Exercise goal: Work through the data line by line, gathering every line that has the word "LDRg".

Data section:
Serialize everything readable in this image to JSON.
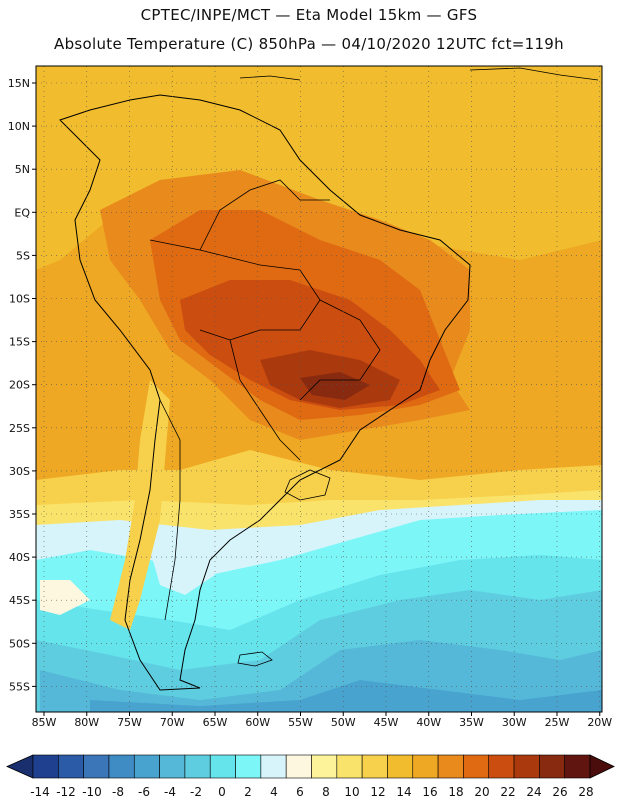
{
  "header": {
    "line1": "CPTEC/INPE/MCT —  Eta Model 15km — GFS",
    "line2": "Absolute Temperature (C) 850hPa — 04/10/2020 12UTC fct=119h"
  },
  "axes": {
    "lat_labels": [
      "15N",
      "10N",
      "5N",
      "EQ",
      "5S",
      "10S",
      "15S",
      "20S",
      "25S",
      "30S",
      "35S",
      "40S",
      "45S",
      "50S",
      "55S"
    ],
    "lon_labels": [
      "85W",
      "80W",
      "75W",
      "70W",
      "65W",
      "60W",
      "55W",
      "50W",
      "45W",
      "40W",
      "35W",
      "30W",
      "25W",
      "20W"
    ]
  },
  "colorbar": {
    "ticks": [
      "-14",
      "-12",
      "-10",
      "-8",
      "-6",
      "-4",
      "-2",
      "0",
      "2",
      "4",
      "6",
      "8",
      "10",
      "12",
      "14",
      "16",
      "18",
      "20",
      "22",
      "24",
      "26",
      "28"
    ],
    "colors": [
      "#1f3f8f",
      "#2b5aa6",
      "#3b76b8",
      "#3f8cc4",
      "#49a3cf",
      "#55b8d8",
      "#5fcde0",
      "#66e4ec",
      "#7df6f8",
      "#d7f4fb",
      "#fdf7e0",
      "#fcf39a",
      "#fae36b",
      "#f7d14c",
      "#f1bc2d",
      "#eea823",
      "#e88a1c",
      "#e06a12",
      "#cc4d10",
      "#aa3a0e",
      "#872a10",
      "#611510"
    ],
    "under_color": "#1a2f6e",
    "over_color": "#4b0c0c"
  }
}
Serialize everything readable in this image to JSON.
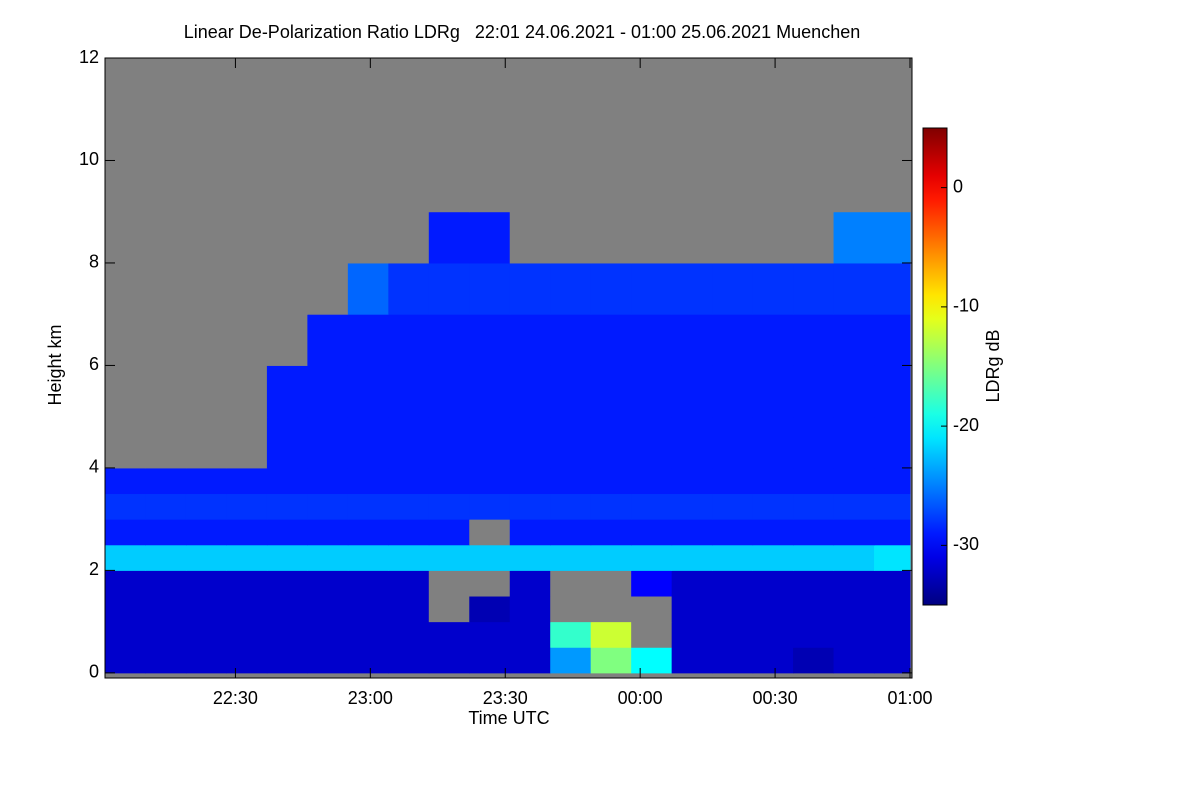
{
  "chart_data": {
    "type": "heatmap",
    "title": "Linear De-Polarization Ratio LDRg   22:01 24.06.2021 - 01:00 25.06.2021 Muenchen",
    "x_label": "Time UTC",
    "y_label": "Height km",
    "colorbar_label": "LDRg dB",
    "colormap": "jet",
    "missing_color": "#808080",
    "xlim": [
      1,
      180
    ],
    "xticks": [
      {
        "value": 30,
        "label": "22:30"
      },
      {
        "value": 60,
        "label": "23:00"
      },
      {
        "value": 90,
        "label": "23:30"
      },
      {
        "value": 120,
        "label": "00:00"
      },
      {
        "value": 150,
        "label": "00:30"
      },
      {
        "value": 180,
        "label": "01:00"
      }
    ],
    "ylim": [
      -0.1,
      12
    ],
    "yticks": [
      0,
      2,
      4,
      6,
      8,
      10,
      12
    ],
    "clim": [
      -35,
      5
    ],
    "cticks": [
      0,
      -10,
      -20,
      -30
    ],
    "xbins": [
      1,
      10,
      19,
      28,
      37,
      46,
      55,
      64,
      73,
      82,
      91,
      100,
      109,
      118,
      127,
      136,
      145,
      154,
      163,
      172,
      180
    ],
    "ybins": [
      0,
      0.5,
      1,
      1.5,
      2,
      2.5,
      3,
      3.5,
      4,
      5,
      6,
      7,
      8,
      9,
      12
    ],
    "values": [
      [
        -32,
        -32,
        -32,
        -32,
        -32,
        -32,
        -32,
        -32,
        -32,
        -32,
        -32,
        -24,
        -15,
        -20,
        -32,
        -32,
        -32,
        -33,
        -32,
        -32
      ],
      [
        -32,
        -32,
        -32,
        -32,
        -32,
        -32,
        -32,
        -32,
        -32,
        -32,
        -32,
        -18,
        -12,
        null,
        -32,
        -32,
        -32,
        -32,
        -32,
        -32
      ],
      [
        -32,
        -32,
        -32,
        -32,
        -32,
        -32,
        -32,
        -32,
        null,
        -33,
        -32,
        null,
        null,
        null,
        -32,
        -32,
        -32,
        -32,
        -32,
        -32
      ],
      [
        -32,
        -32,
        -32,
        -32,
        -32,
        -32,
        -32,
        -32,
        null,
        null,
        -32,
        null,
        null,
        -30,
        -32,
        -32,
        -32,
        -32,
        -32,
        -32
      ],
      [
        -22,
        -22,
        -22,
        -22,
        -22,
        -22,
        -22,
        -22,
        -22,
        -22,
        -22,
        -22,
        -22,
        -22,
        -22,
        -22,
        -22,
        -22,
        -22,
        -21
      ],
      [
        -29,
        -29,
        -29,
        -29,
        -29,
        -29,
        -29,
        -29,
        -29,
        null,
        -29,
        -29,
        -29,
        -29,
        -29,
        -29,
        -29,
        -29,
        -29,
        -29
      ],
      [
        -28,
        -28,
        -28,
        -28,
        -28,
        -28,
        -28,
        -28,
        -28,
        -28,
        -28,
        -28,
        -28,
        -28,
        -28,
        -28,
        -28,
        -28,
        -28,
        -28
      ],
      [
        -29,
        -29,
        -29,
        -29,
        -29,
        -29,
        -29,
        -29,
        -29,
        -29,
        -29,
        -29,
        -29,
        -29,
        -29,
        -29,
        -29,
        -29,
        -29,
        -29
      ],
      [
        null,
        null,
        null,
        null,
        -29,
        -29,
        -29,
        -29,
        -29,
        -29,
        -29,
        -29,
        -29,
        -29,
        -29,
        -29,
        -29,
        -29,
        -29,
        -29
      ],
      [
        null,
        null,
        null,
        null,
        -29,
        -29,
        -29,
        -29,
        -29,
        -29,
        -29,
        -29,
        -29,
        -29,
        -29,
        -29,
        -29,
        -29,
        -29,
        -29
      ],
      [
        null,
        null,
        null,
        null,
        null,
        -29,
        -29,
        -29,
        -29,
        -29,
        -29,
        -29,
        -29,
        -29,
        -29,
        -29,
        -29,
        -29,
        -29,
        -29
      ],
      [
        null,
        null,
        null,
        null,
        null,
        null,
        -26,
        -28,
        -28,
        -28,
        -28,
        -28,
        -28,
        -28,
        -28,
        -28,
        -28,
        -28,
        -28,
        -28
      ],
      [
        null,
        null,
        null,
        null,
        null,
        null,
        null,
        null,
        -29,
        -29,
        null,
        null,
        null,
        null,
        null,
        null,
        null,
        null,
        -25,
        -25
      ],
      [
        null,
        null,
        null,
        null,
        null,
        null,
        null,
        null,
        null,
        null,
        null,
        null,
        null,
        null,
        null,
        null,
        null,
        null,
        null,
        null
      ]
    ]
  }
}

Completed task:
    "title": "Linear De-Polarization Ratio LDRg   22:01 24.06.2021 - 01:00 25.06.2021 Muenchen",
    "colorbar_label": "LDRg dB",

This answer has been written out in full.